— start of DATA FOR THE TASK —
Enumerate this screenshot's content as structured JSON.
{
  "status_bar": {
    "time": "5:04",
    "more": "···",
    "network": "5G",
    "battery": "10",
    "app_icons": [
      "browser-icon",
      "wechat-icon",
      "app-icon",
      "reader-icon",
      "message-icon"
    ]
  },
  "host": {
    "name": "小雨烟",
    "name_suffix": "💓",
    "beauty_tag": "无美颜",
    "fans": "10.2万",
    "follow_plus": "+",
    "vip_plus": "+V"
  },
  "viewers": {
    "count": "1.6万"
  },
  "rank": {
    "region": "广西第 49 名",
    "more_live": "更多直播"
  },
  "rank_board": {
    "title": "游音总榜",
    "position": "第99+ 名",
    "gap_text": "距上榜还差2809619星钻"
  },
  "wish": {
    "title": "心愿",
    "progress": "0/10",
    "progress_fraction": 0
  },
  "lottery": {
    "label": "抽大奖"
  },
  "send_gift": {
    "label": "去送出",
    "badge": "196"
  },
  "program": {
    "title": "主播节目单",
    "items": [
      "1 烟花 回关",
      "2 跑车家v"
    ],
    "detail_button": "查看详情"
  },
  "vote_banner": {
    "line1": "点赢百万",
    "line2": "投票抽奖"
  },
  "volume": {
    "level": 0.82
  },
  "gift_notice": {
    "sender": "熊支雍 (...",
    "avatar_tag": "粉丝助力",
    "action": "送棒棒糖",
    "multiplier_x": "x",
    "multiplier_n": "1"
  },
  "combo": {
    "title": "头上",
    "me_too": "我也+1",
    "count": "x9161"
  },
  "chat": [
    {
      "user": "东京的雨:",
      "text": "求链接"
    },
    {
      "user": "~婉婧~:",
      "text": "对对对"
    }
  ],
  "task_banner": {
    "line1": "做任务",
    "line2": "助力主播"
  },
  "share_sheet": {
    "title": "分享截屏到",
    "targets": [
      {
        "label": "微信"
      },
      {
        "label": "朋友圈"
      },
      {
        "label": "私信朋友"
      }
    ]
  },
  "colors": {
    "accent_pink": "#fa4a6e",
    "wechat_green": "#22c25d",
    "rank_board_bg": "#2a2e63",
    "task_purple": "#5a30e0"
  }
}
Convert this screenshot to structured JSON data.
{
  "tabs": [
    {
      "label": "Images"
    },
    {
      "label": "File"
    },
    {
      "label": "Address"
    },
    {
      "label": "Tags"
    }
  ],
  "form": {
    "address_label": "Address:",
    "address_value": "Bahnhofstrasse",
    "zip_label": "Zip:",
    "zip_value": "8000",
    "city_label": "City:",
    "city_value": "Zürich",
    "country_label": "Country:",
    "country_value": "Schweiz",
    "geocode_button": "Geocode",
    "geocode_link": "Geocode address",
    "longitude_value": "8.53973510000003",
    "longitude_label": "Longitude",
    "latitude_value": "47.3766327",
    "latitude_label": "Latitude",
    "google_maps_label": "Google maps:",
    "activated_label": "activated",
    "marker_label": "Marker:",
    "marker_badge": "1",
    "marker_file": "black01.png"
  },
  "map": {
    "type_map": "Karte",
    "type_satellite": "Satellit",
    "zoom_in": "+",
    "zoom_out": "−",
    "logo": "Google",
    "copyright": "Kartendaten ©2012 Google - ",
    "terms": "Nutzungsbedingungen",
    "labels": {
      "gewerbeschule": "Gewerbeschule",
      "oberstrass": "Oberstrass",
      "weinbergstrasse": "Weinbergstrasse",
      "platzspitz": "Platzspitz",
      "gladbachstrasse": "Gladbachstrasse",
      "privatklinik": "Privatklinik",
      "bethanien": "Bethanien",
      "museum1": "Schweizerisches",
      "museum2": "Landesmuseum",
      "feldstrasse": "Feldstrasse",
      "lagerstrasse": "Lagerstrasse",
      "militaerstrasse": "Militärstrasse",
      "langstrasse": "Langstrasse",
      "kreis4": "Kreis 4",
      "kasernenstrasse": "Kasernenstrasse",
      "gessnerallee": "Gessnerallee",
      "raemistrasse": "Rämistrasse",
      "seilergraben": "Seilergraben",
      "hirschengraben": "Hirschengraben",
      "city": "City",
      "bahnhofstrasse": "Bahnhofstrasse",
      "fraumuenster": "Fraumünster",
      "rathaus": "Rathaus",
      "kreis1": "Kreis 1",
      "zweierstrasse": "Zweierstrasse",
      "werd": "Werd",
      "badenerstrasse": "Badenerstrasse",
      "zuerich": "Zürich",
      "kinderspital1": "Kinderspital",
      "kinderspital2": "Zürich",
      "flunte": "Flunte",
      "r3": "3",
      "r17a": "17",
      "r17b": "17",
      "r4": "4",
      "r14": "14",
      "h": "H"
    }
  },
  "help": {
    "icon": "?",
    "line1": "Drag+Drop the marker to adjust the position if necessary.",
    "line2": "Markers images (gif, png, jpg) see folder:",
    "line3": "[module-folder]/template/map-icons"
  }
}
— end of DATA FOR THE TASK —
▸ **TASK OBJECTIVE**: Reproduce each line holding the word "structured".

▸ **ANSWER TO THIS PROBLEM**:
Enumerate this screenshot's content as structured JSON.
Convert this screenshot to structured JSON data.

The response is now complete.